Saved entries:
◆ ◆ ◆ ◆

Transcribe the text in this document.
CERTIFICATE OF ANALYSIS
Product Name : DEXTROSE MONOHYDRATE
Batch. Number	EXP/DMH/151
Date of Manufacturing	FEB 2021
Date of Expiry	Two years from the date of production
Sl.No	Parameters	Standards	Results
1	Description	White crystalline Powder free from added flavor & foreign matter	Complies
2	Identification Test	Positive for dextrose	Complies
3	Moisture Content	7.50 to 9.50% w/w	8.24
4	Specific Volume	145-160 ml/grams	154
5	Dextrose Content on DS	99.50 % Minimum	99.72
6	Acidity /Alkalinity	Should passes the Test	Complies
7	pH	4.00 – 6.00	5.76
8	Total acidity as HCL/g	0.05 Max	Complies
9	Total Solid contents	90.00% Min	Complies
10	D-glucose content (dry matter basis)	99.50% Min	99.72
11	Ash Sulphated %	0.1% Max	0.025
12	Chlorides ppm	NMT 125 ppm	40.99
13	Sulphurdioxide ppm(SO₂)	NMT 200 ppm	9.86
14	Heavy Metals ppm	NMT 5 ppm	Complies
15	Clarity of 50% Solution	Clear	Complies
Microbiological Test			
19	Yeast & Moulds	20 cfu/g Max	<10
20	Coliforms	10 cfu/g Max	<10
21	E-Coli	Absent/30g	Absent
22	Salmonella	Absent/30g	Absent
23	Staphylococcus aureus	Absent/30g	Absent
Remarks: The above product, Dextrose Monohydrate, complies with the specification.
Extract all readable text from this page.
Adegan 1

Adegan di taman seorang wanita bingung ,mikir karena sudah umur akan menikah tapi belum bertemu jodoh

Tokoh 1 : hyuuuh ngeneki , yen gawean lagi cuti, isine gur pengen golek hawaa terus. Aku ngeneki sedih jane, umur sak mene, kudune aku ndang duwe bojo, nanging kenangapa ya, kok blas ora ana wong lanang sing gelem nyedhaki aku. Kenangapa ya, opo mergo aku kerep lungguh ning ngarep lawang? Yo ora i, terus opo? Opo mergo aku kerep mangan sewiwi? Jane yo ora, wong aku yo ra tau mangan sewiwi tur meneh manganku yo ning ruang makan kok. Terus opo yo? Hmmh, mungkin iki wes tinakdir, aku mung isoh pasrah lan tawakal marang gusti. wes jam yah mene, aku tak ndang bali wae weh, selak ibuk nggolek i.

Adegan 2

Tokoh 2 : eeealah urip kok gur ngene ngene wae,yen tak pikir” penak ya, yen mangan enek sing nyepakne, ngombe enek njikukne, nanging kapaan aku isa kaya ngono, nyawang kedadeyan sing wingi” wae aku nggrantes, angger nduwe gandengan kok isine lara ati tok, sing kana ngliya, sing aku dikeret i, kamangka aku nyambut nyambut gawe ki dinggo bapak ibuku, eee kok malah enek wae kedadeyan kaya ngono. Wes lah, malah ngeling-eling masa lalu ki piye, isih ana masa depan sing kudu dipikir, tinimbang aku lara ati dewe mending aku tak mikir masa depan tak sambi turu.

◆ ◆ ◆ ◆

### What you have to do
Find every line that includes the string "mikir". Report how many there are and nothing else.

### In response
2